_OBJECTIVE_
Transcribe the records that follow. Keep every word exactly, and drop the pictures.
::: RECORDS SUPPLIED
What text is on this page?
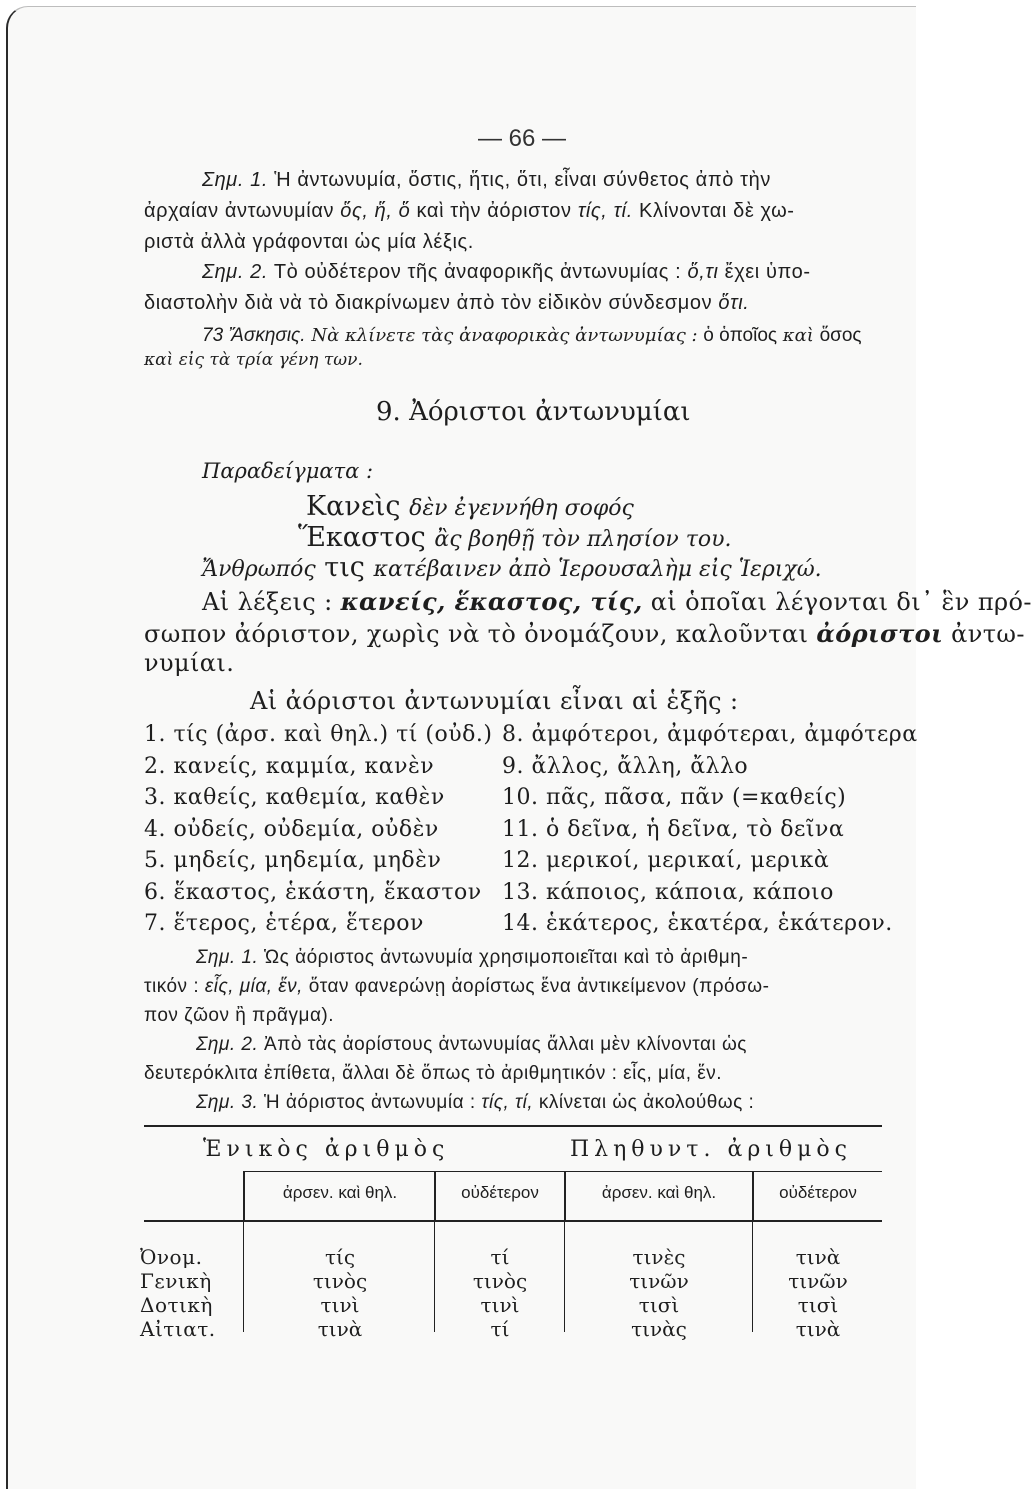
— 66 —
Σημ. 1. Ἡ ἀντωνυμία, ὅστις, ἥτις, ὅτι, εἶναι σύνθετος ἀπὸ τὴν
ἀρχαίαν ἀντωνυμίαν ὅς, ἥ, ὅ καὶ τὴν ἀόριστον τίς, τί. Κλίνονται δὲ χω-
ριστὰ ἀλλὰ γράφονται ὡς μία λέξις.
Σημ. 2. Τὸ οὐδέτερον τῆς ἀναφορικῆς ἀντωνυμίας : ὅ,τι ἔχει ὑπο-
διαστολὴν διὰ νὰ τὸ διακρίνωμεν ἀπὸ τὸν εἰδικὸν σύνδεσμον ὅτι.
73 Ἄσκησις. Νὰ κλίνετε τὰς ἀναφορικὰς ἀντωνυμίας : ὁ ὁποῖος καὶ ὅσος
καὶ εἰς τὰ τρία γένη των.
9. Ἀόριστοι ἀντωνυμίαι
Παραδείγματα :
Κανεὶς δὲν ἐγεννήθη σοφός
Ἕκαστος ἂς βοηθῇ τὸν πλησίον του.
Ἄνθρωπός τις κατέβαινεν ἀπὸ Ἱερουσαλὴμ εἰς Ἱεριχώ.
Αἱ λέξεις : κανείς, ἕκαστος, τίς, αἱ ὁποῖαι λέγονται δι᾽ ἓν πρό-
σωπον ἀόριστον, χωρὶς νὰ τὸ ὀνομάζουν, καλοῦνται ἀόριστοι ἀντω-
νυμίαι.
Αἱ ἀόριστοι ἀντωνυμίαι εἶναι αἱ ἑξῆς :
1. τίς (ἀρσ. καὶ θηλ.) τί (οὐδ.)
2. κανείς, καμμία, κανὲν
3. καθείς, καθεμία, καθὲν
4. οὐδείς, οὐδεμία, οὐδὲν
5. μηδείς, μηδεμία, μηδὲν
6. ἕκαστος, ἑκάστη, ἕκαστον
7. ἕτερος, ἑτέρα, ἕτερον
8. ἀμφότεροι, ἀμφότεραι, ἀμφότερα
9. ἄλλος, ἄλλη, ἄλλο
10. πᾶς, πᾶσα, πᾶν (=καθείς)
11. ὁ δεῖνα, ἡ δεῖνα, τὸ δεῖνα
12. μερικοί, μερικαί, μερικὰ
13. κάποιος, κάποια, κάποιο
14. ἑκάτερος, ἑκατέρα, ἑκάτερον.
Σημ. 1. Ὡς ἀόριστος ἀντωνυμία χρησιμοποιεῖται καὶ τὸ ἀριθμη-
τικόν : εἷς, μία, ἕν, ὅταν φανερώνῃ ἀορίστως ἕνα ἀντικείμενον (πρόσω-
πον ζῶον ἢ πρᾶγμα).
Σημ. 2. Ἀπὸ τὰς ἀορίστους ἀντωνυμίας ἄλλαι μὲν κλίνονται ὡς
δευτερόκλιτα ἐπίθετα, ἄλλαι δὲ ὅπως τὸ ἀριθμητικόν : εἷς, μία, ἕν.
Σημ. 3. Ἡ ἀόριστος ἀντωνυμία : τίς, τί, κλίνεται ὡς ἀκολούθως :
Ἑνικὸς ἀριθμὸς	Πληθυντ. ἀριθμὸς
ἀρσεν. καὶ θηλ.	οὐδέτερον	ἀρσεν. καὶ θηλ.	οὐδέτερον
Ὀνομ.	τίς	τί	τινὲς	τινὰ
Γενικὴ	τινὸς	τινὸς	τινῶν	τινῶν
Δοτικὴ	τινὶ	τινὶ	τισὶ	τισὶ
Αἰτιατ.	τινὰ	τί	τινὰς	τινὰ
::::::
_EXERCISE RESULT_
What text is on this page?
— 66 —
Σημ. 1. Ἡ ἀντωνυμία, ὅστις, ἥτις, ὅτι, εἶναι σύνθετος ἀπὸ τὴν
ἀρχαίαν ἀντωνυμίαν ὅς, ἥ, ὅ καὶ τὴν ἀόριστον τίς, τί. Κλίνονται δὲ χω-
ριστὰ ἀλλὰ γράφονται ὡς μία λέξις.
Σημ. 2. Τὸ οὐδέτερον τῆς ἀναφορικῆς ἀντωνυμίας : ὅ,τι ἔχει ὑπο-
διαστολὴν διὰ νὰ τὸ διακρίνωμεν ἀπὸ τὸν εἰδικὸν σύνδεσμον ὅτι.
73 Ἄσκησις. Νὰ κλίνετε τὰς ἀναφορικὰς ἀντωνυμίας : ὁ ὁποῖος καὶ ὅσος
καὶ εἰς τὰ τρία γένη των.
9. Ἀόριστοι ἀντωνυμίαι
Παραδείγματα :
Κανεὶς δὲν ἐγεννήθη σοφός
Ἕκαστος ἂς βοηθῇ τὸν πλησίον του.
Ἄνθρωπός τις κατέβαινεν ἀπὸ Ἱερουσαλὴμ εἰς Ἱεριχώ.
Αἱ λέξεις : κανείς, ἕκαστος, τίς, αἱ ὁποῖαι λέγονται δι᾽ ἓν πρό-
σωπον ἀόριστον, χωρὶς νὰ τὸ ὀνομάζουν, καλοῦνται ἀόριστοι ἀντω-
νυμίαι.
Αἱ ἀόριστοι ἀντωνυμίαι εἶναι αἱ ἑξῆς :
1. τίς (ἀρσ. καὶ θηλ.) τί (οὐδ.)
2. κανείς, καμμία, κανὲν
3. καθείς, καθεμία, καθὲν
4. οὐδείς, οὐδεμία, οὐδὲν
5. μηδείς, μηδεμία, μηδὲν
6. ἕκαστος, ἑκάστη, ἕκαστον
7. ἕτερος, ἑτέρα, ἕτερον
8. ἀμφότεροι, ἀμφότεραι, ἀμφότερα
9. ἄλλος, ἄλλη, ἄλλο
10. πᾶς, πᾶσα, πᾶν (=καθείς)
11. ὁ δεῖνα, ἡ δεῖνα, τὸ δεῖνα
12. μερικοί, μερικαί, μερικὰ
13. κάποιος, κάποια, κάποιο
14. ἑκάτερος, ἑκατέρα, ἑκάτερον.
Σημ. 1. Ὡς ἀόριστος ἀντωνυμία χρησιμοποιεῖται καὶ τὸ ἀριθμη-
τικόν : εἷς, μία, ἕν, ὅταν φανερώνῃ ἀορίστως ἕνα ἀντικείμενον (πρόσω-
πον ζῶον ἢ πρᾶγμα).
Σημ. 2. Ἀπὸ τὰς ἀορίστους ἀντωνυμίας ἄλλαι μὲν κλίνονται ὡς
δευτερόκλιτα ἐπίθετα, ἄλλαι δὲ ὅπως τὸ ἀριθμητικόν : εἷς, μία, ἕν.
Σημ. 3. Ἡ ἀόριστος ἀντωνυμία : τίς, τί, κλίνεται ὡς ἀκολούθως :
Ἑνικὸς ἀριθμὸς	Πληθυντ. ἀριθμὸς
ἀρσεν. καὶ θηλ.	οὐδέτερον	ἀρσεν. καὶ θηλ.	οὐδέτερον
Ὀνομ.	τίς	τί	τινὲς	τινὰ
Γενικὴ	τινὸς	τινὸς	τινῶν	τινῶν
Δοτικὴ	τινὶ	τινὶ	τισὶ	τισὶ
Αἰτιατ.	τινὰ	τί	τινὰς	τινὰ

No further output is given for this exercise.